[What is being asked]:
Look through the listing below and work out how many of its lines hold the word "from". Give only the number.

[Available data]:
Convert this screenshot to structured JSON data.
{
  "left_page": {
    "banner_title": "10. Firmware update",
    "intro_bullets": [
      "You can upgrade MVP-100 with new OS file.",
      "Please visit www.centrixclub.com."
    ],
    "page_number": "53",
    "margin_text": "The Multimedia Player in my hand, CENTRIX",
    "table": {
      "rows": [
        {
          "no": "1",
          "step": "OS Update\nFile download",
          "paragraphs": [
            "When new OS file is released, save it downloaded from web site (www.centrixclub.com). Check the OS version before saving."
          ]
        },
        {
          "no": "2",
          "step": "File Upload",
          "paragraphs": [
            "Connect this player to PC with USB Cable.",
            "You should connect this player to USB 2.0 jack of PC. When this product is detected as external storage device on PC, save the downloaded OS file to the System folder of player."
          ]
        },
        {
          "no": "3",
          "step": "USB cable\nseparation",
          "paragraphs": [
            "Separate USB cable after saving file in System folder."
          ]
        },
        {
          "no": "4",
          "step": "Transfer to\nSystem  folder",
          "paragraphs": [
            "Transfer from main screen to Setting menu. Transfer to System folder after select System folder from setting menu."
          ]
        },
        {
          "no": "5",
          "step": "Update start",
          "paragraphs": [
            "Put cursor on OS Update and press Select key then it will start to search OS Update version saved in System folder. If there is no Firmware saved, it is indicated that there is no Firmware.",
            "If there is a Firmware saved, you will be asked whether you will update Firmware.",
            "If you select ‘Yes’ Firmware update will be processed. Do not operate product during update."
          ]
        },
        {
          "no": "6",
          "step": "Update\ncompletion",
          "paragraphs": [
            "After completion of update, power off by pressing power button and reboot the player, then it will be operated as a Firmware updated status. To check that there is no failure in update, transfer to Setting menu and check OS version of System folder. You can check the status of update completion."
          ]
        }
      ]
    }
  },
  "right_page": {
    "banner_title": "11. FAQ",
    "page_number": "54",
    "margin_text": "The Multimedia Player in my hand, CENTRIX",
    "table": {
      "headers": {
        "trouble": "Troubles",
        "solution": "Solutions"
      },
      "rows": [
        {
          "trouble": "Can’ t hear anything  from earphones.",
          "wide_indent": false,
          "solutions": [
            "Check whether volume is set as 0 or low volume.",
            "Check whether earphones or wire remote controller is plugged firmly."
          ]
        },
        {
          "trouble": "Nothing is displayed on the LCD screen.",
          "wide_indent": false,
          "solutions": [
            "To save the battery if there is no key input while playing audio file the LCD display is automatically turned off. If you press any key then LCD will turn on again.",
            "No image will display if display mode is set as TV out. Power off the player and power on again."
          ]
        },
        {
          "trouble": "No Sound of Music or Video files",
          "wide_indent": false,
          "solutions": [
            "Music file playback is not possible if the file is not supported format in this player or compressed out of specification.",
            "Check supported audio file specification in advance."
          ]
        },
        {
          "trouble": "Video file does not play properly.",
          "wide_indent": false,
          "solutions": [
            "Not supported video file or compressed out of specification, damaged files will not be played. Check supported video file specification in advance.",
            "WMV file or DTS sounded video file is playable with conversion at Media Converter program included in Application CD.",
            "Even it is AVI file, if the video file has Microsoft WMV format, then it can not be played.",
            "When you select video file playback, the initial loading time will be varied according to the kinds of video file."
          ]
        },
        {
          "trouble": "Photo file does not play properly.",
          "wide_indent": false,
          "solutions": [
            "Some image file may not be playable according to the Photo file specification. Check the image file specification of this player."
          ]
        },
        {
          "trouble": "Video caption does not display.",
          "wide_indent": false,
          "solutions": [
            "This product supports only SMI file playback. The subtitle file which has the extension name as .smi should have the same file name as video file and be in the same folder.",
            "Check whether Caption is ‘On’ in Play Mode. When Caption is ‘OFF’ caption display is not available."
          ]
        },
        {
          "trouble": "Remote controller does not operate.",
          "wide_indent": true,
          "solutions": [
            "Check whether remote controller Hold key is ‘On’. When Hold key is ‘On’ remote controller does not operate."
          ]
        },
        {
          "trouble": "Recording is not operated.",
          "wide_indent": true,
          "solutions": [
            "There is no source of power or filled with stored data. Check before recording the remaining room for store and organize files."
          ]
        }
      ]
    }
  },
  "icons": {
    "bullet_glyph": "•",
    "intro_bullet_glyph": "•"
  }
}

==

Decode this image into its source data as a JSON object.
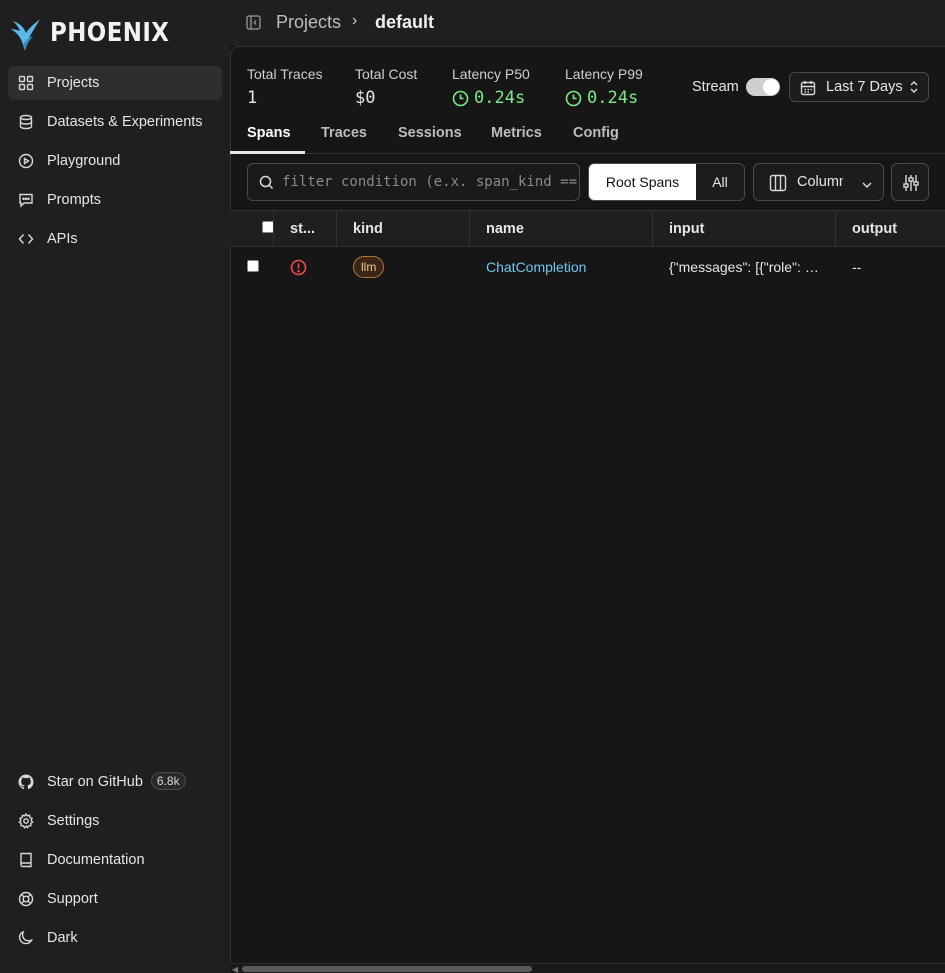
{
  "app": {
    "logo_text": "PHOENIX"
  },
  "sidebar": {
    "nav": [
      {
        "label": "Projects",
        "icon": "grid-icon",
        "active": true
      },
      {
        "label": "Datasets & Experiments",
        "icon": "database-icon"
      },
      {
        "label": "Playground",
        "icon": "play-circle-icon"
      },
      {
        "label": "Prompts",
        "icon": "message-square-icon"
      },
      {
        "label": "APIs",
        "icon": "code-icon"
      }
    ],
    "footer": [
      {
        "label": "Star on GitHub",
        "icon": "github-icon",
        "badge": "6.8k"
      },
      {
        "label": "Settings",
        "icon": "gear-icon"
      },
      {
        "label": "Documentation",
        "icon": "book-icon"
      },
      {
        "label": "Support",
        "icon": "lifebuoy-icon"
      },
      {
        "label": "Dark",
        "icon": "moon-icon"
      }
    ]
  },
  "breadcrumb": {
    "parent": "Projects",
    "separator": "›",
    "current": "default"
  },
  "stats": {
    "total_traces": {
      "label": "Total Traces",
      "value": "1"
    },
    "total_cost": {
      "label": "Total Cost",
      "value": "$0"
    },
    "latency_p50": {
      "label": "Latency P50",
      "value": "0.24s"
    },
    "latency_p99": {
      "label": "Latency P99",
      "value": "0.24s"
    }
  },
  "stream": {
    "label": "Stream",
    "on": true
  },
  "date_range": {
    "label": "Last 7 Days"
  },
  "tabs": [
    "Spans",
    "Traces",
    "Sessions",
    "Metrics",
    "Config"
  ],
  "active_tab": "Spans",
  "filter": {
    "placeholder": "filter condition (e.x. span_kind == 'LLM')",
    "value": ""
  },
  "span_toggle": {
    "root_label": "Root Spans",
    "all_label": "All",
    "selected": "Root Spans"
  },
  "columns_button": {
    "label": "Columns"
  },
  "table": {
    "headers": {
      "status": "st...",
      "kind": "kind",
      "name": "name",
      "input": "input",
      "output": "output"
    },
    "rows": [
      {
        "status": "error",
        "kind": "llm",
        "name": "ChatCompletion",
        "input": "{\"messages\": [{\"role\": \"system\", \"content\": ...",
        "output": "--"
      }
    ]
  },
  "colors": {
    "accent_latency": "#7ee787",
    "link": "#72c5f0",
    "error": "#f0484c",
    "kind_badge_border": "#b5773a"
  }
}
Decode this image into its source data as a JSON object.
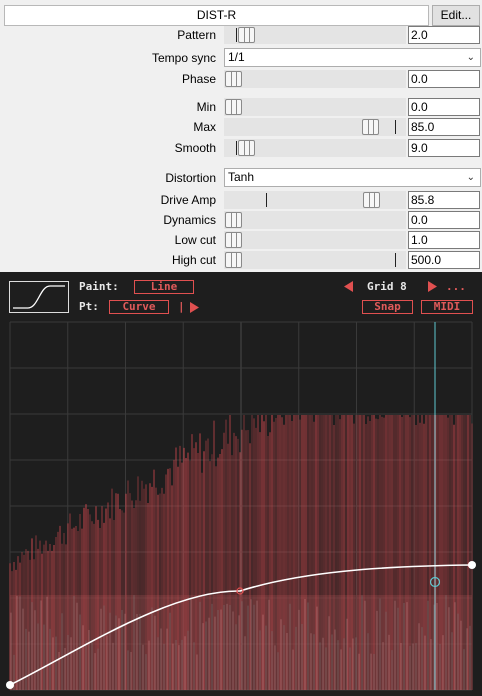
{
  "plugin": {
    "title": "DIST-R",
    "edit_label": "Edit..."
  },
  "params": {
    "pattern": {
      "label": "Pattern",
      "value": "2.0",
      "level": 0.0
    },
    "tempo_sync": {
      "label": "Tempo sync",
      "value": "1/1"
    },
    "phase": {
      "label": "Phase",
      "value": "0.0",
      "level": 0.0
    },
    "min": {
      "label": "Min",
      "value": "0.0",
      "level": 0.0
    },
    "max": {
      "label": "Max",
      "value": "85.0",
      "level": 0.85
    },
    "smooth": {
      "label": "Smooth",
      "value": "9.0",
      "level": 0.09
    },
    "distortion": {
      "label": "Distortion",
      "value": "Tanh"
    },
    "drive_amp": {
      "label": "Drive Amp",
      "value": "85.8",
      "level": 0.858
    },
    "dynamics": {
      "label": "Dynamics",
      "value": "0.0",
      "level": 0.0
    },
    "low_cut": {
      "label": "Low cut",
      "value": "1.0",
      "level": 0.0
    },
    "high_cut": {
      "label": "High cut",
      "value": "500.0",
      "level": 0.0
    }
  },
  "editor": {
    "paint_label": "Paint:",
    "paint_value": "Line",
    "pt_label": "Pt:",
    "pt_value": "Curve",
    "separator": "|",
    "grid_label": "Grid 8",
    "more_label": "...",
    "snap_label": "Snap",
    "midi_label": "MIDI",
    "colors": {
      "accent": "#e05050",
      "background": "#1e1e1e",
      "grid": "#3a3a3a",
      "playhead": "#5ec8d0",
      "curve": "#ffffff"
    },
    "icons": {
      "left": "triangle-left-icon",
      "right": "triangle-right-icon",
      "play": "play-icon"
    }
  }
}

[Exercise output]:
3